§ **WHAT TO WORK ON**
Find the lines containing "from" and say how many there are, with no other words.

Dataset listings of figures:
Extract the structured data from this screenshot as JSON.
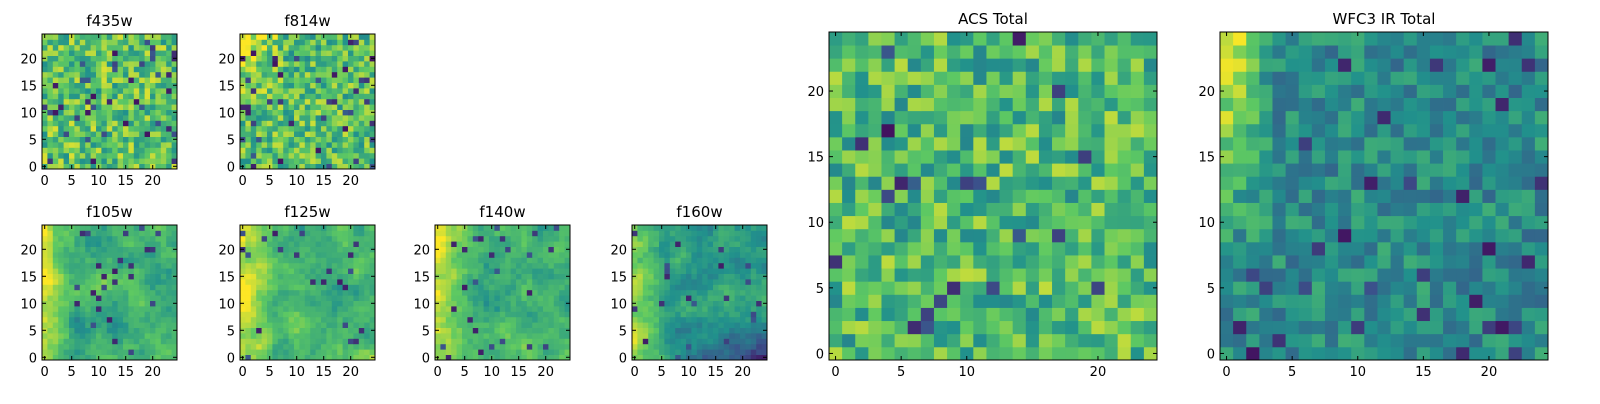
{
  "colormap": "viridis",
  "colormap_stops": [
    "#440154",
    "#3b528b",
    "#21918c",
    "#5ec962",
    "#fde725"
  ],
  "chart_data": [
    {
      "type": "heatmap",
      "title": "f435w",
      "size": 25,
      "xticks": [
        0,
        5,
        10,
        15,
        20
      ],
      "yticks": [
        0,
        5,
        10,
        15,
        20
      ],
      "xlim": [
        0,
        25
      ],
      "ylim": [
        0,
        25
      ],
      "grid": false,
      "pattern": "uniform_noise",
      "mean_level": 0.72
    },
    {
      "type": "heatmap",
      "title": "f814w",
      "size": 25,
      "xticks": [
        0,
        5,
        10,
        15,
        20
      ],
      "yticks": [
        0,
        5,
        10,
        15,
        20
      ],
      "xlim": [
        0,
        25
      ],
      "ylim": [
        0,
        25
      ],
      "grid": false,
      "pattern": "noise_bright_upper_left",
      "mean_level": 0.7
    },
    {
      "type": "heatmap",
      "title": "f105w",
      "size": 25,
      "xticks": [
        0,
        5,
        10,
        15,
        20
      ],
      "yticks": [
        0,
        5,
        10,
        15,
        20
      ],
      "xlim": [
        0,
        25
      ],
      "ylim": [
        0,
        25
      ],
      "grid": false,
      "pattern": "smooth_bright_left",
      "mean_level": 0.62
    },
    {
      "type": "heatmap",
      "title": "f125w",
      "size": 25,
      "xticks": [
        0,
        5,
        10,
        15,
        20
      ],
      "yticks": [
        0,
        5,
        10,
        15,
        20
      ],
      "xlim": [
        0,
        25
      ],
      "ylim": [
        0,
        25
      ],
      "grid": false,
      "pattern": "smooth_bright_left",
      "mean_level": 0.65
    },
    {
      "type": "heatmap",
      "title": "f140w",
      "size": 25,
      "xticks": [
        0,
        5,
        10,
        15,
        20
      ],
      "yticks": [
        0,
        5,
        10,
        15,
        20
      ],
      "xlim": [
        0,
        25
      ],
      "ylim": [
        0,
        25
      ],
      "grid": false,
      "pattern": "smooth_bright_left",
      "mean_level": 0.64
    },
    {
      "type": "heatmap",
      "title": "f160w",
      "size": 25,
      "xticks": [
        0,
        5,
        10,
        15,
        20
      ],
      "yticks": [
        0,
        5,
        10,
        15,
        20
      ],
      "xlim": [
        0,
        25
      ],
      "ylim": [
        0,
        25
      ],
      "grid": false,
      "pattern": "smooth_bright_left_dark_lower",
      "mean_level": 0.55
    },
    {
      "type": "heatmap",
      "title": "ACS Total",
      "size": 25,
      "xticks": [
        0,
        5,
        10,
        20
      ],
      "yticks": [
        0,
        5,
        10,
        15,
        20
      ],
      "xlim": [
        0,
        25
      ],
      "ylim": [
        0,
        25
      ],
      "grid": false,
      "pattern": "uniform_noise",
      "mean_level": 0.68
    },
    {
      "type": "heatmap",
      "title": "WFC3 IR Total",
      "size": 25,
      "xticks": [
        0,
        5,
        10,
        15,
        20
      ],
      "yticks": [
        0,
        5,
        10,
        15,
        20
      ],
      "xlim": [
        0,
        25
      ],
      "ylim": [
        0,
        25
      ],
      "grid": false,
      "pattern": "bright_left_edge",
      "mean_level": 0.48
    }
  ]
}
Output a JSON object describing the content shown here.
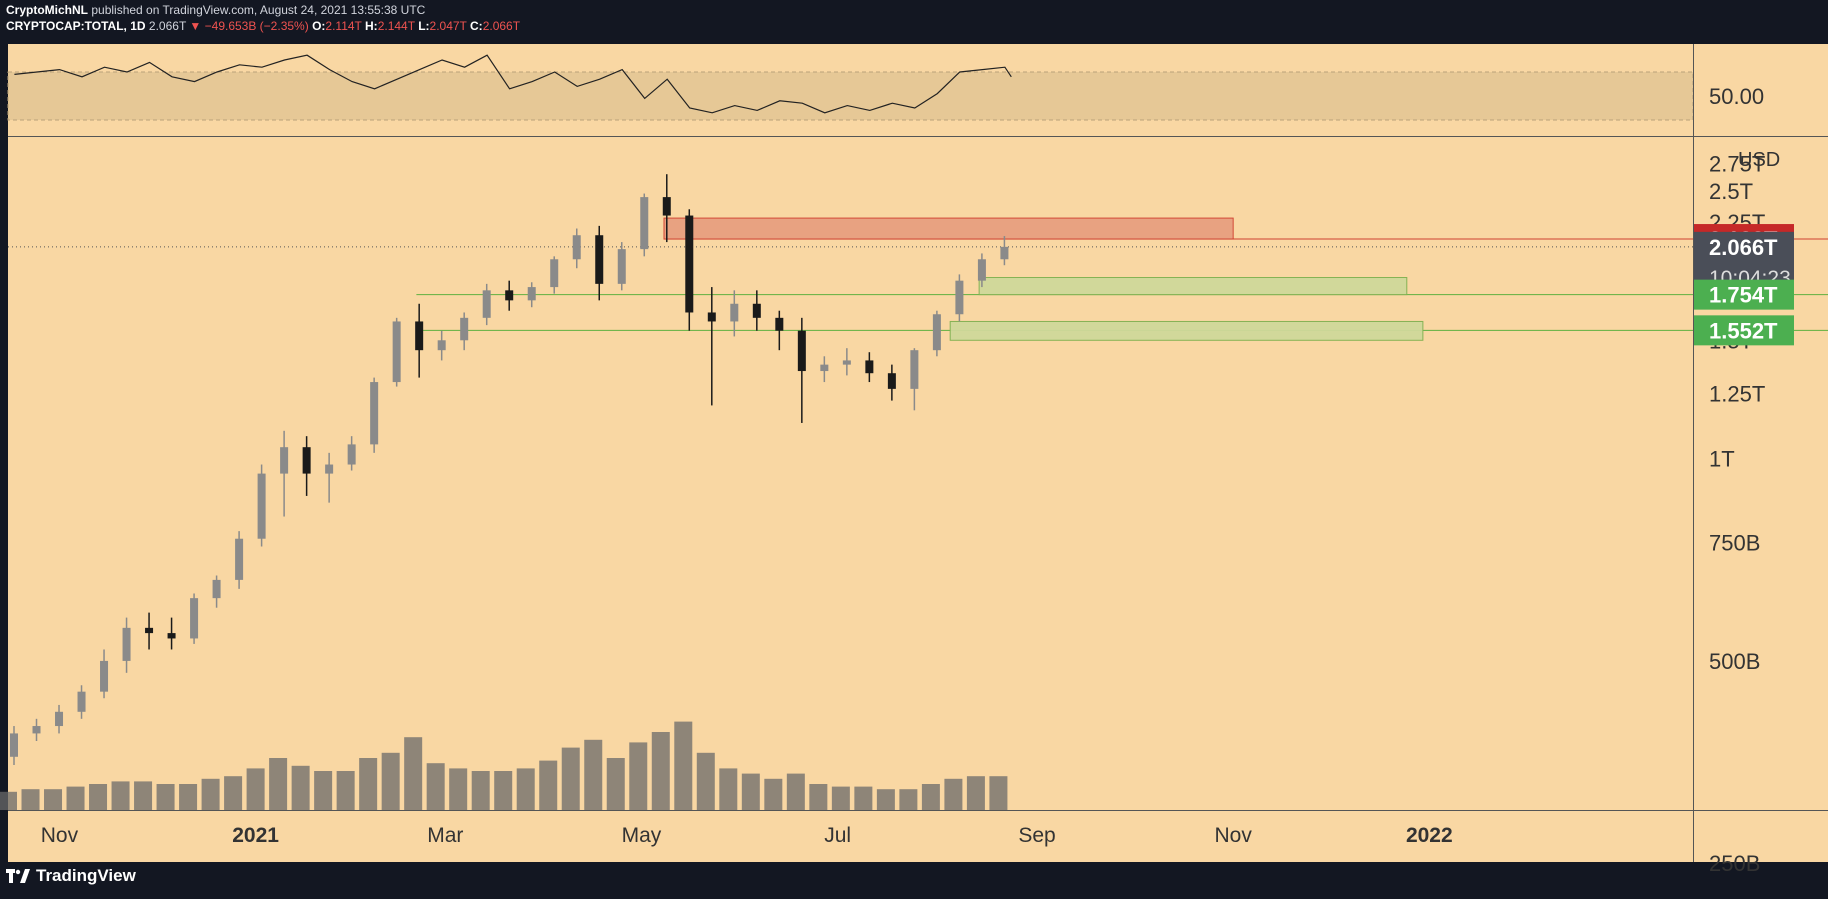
{
  "header": {
    "author": "CryptoMichNL",
    "published_text": "published on TradingView.com, August 24, 2021 13:55:38 UTC",
    "symbol": "CRYPTOCAP:TOTAL, 1D",
    "last": "2.066T",
    "change": "▼ −49.653B (−2.35%)",
    "o_label": "O:",
    "o_value": "2.114T",
    "h_label": "H:",
    "h_value": "2.144T",
    "l_label": "L:",
    "l_value": "2.047T",
    "c_label": "C:",
    "c_value": "2.066T"
  },
  "brand": {
    "name": "TradingView",
    "logo_icon": "tradingview-logo-icon"
  },
  "colors": {
    "background": "#f9d7a3",
    "frame": "#131722",
    "resistance_zone": "#e8a080",
    "support_zone": "#cfd99a",
    "up_candle": "#8a8a8a",
    "down_candle": "#1a1a1a",
    "price_red": "#c62828",
    "price_green": "#4caf50"
  },
  "chart_data": [
    {
      "type": "line",
      "panel": "oscillator",
      "band": [
        30,
        70
      ],
      "ylim": [
        20,
        90
      ],
      "y_tick_labels": [
        "50.00"
      ],
      "x": [
        "2020-10-18",
        "2020-10-25",
        "2020-11-01",
        "2020-11-08",
        "2020-11-15",
        "2020-11-22",
        "2020-11-29",
        "2020-12-06",
        "2020-12-13",
        "2020-12-20",
        "2020-12-27",
        "2021-01-03",
        "2021-01-10",
        "2021-01-17",
        "2021-01-24",
        "2021-01-31",
        "2021-02-07",
        "2021-02-14",
        "2021-02-21",
        "2021-02-28",
        "2021-03-07",
        "2021-03-14",
        "2021-03-21",
        "2021-03-28",
        "2021-04-04",
        "2021-04-11",
        "2021-04-18",
        "2021-04-25",
        "2021-05-02",
        "2021-05-09",
        "2021-05-16",
        "2021-05-23",
        "2021-05-30",
        "2021-06-06",
        "2021-06-13",
        "2021-06-20",
        "2021-06-27",
        "2021-07-04",
        "2021-07-11",
        "2021-07-18",
        "2021-07-25",
        "2021-08-01",
        "2021-08-08",
        "2021-08-15",
        "2021-08-22",
        "2021-08-24"
      ],
      "series": [
        {
          "values": [
            68,
            70,
            72,
            66,
            74,
            70,
            78,
            66,
            62,
            70,
            76,
            74,
            80,
            84,
            72,
            62,
            56,
            64,
            72,
            80,
            74,
            84,
            56,
            62,
            70,
            58,
            64,
            72,
            48,
            64,
            40,
            36,
            42,
            38,
            46,
            44,
            36,
            42,
            38,
            44,
            40,
            52,
            70,
            72,
            74,
            66
          ]
        }
      ]
    },
    {
      "type": "candlestick",
      "panel": "price",
      "yscale": "log",
      "ylim": [
        0.3,
        3.0
      ],
      "y_unit": "USD",
      "y_tick_labels": [
        "2.75T",
        "2.5T",
        "2.25T",
        "1.75T",
        "1.5T",
        "1.25T",
        "1T",
        "750B",
        "500B",
        "250B"
      ],
      "y_tick_values": [
        2.75,
        2.5,
        2.25,
        1.75,
        1.5,
        1.25,
        1.0,
        0.75,
        0.5,
        0.25
      ],
      "x_tick_labels": [
        "Nov",
        "2021",
        "Mar",
        "May",
        "Jul",
        "Sep",
        "Nov",
        "2022"
      ],
      "x_tick_dates": [
        "2020-11-01",
        "2021-01-01",
        "2021-03-01",
        "2021-05-01",
        "2021-07-01",
        "2021-09-01",
        "2021-11-01",
        "2022-01-01"
      ],
      "x_range": [
        "2020-10-16",
        "2022-03-24"
      ],
      "price_labels": [
        {
          "text": "2.122T",
          "value": 2.122,
          "kind": "resistance"
        },
        {
          "text": "2.066T",
          "value": 2.066,
          "kind": "last"
        },
        {
          "text": "10:04:23",
          "kind": "countdown"
        },
        {
          "text": "1.754T",
          "value": 1.754,
          "kind": "support"
        },
        {
          "text": "1.552T",
          "value": 1.552,
          "kind": "support"
        }
      ],
      "zones": [
        {
          "kind": "resistance",
          "from": "2021-05-08",
          "to": "2021-11-01",
          "low": 2.122,
          "high": 2.28
        },
        {
          "kind": "support",
          "from": "2021-08-14",
          "to": "2021-12-25",
          "low": 1.754,
          "high": 1.86
        },
        {
          "kind": "support",
          "from": "2021-08-05",
          "to": "2021-12-30",
          "low": 1.5,
          "high": 1.6
        }
      ],
      "levels": [
        {
          "value": 2.122,
          "from": "2021-05-08"
        },
        {
          "value": 1.754,
          "from": "2021-02-20"
        },
        {
          "value": 1.552,
          "from": "2021-02-20"
        }
      ],
      "last_price": 2.066,
      "weekly_ohlc": {
        "dates": [
          "2020-10-16",
          "2020-10-23",
          "2020-10-30",
          "2020-11-06",
          "2020-11-13",
          "2020-11-20",
          "2020-11-27",
          "2020-12-04",
          "2020-12-11",
          "2020-12-18",
          "2020-12-25",
          "2021-01-01",
          "2021-01-08",
          "2021-01-15",
          "2021-01-22",
          "2021-01-29",
          "2021-02-05",
          "2021-02-12",
          "2021-02-19",
          "2021-02-26",
          "2021-03-05",
          "2021-03-12",
          "2021-03-19",
          "2021-03-26",
          "2021-04-02",
          "2021-04-09",
          "2021-04-16",
          "2021-04-23",
          "2021-04-30",
          "2021-05-07",
          "2021-05-14",
          "2021-05-21",
          "2021-05-28",
          "2021-06-04",
          "2021-06-11",
          "2021-06-18",
          "2021-06-25",
          "2021-07-02",
          "2021-07-09",
          "2021-07-16",
          "2021-07-23",
          "2021-07-30",
          "2021-08-06",
          "2021-08-13",
          "2021-08-20"
        ],
        "open": [
          0.36,
          0.39,
          0.4,
          0.42,
          0.45,
          0.5,
          0.56,
          0.55,
          0.54,
          0.62,
          0.66,
          0.76,
          0.95,
          1.04,
          0.95,
          0.98,
          1.05,
          1.3,
          1.6,
          1.45,
          1.5,
          1.62,
          1.78,
          1.72,
          1.8,
          1.98,
          2.15,
          1.82,
          2.05,
          2.45,
          2.3,
          1.65,
          1.6,
          1.7,
          1.62,
          1.55,
          1.35,
          1.38,
          1.4,
          1.34,
          1.27,
          1.45,
          1.64,
          1.84,
          1.98
        ],
        "high": [
          0.4,
          0.41,
          0.43,
          0.46,
          0.52,
          0.58,
          0.59,
          0.58,
          0.63,
          0.67,
          0.78,
          0.98,
          1.1,
          1.08,
          1.02,
          1.08,
          1.32,
          1.62,
          1.7,
          1.55,
          1.65,
          1.82,
          1.84,
          1.83,
          2.0,
          2.2,
          2.22,
          2.1,
          2.48,
          2.65,
          2.35,
          1.8,
          1.78,
          1.78,
          1.66,
          1.62,
          1.42,
          1.46,
          1.44,
          1.38,
          1.46,
          1.66,
          1.88,
          2.02,
          2.144
        ],
        "low": [
          0.35,
          0.38,
          0.39,
          0.41,
          0.44,
          0.48,
          0.52,
          0.52,
          0.53,
          0.6,
          0.64,
          0.74,
          0.82,
          0.88,
          0.86,
          0.96,
          1.02,
          1.28,
          1.32,
          1.4,
          1.45,
          1.58,
          1.66,
          1.68,
          1.76,
          1.92,
          1.72,
          1.78,
          2.0,
          2.1,
          1.55,
          1.2,
          1.52,
          1.55,
          1.45,
          1.13,
          1.3,
          1.33,
          1.3,
          1.22,
          1.18,
          1.42,
          1.6,
          1.8,
          1.94
        ],
        "close": [
          0.39,
          0.4,
          0.42,
          0.45,
          0.5,
          0.56,
          0.55,
          0.54,
          0.62,
          0.66,
          0.76,
          0.95,
          1.04,
          0.95,
          0.98,
          1.05,
          1.3,
          1.6,
          1.45,
          1.5,
          1.62,
          1.78,
          1.72,
          1.8,
          1.98,
          2.15,
          1.82,
          2.05,
          2.45,
          2.3,
          1.65,
          1.6,
          1.7,
          1.62,
          1.55,
          1.35,
          1.38,
          1.4,
          1.34,
          1.27,
          1.45,
          1.64,
          1.84,
          1.98,
          2.066
        ]
      },
      "volume_weekly": [
        0.07,
        0.08,
        0.08,
        0.09,
        0.1,
        0.11,
        0.11,
        0.1,
        0.1,
        0.12,
        0.13,
        0.16,
        0.2,
        0.17,
        0.15,
        0.15,
        0.2,
        0.22,
        0.28,
        0.18,
        0.16,
        0.15,
        0.15,
        0.16,
        0.19,
        0.24,
        0.27,
        0.2,
        0.26,
        0.3,
        0.34,
        0.22,
        0.16,
        0.14,
        0.12,
        0.14,
        0.1,
        0.09,
        0.09,
        0.08,
        0.08,
        0.1,
        0.12,
        0.13,
        0.13
      ]
    }
  ]
}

§ **EXPECTED OUTPUT**
7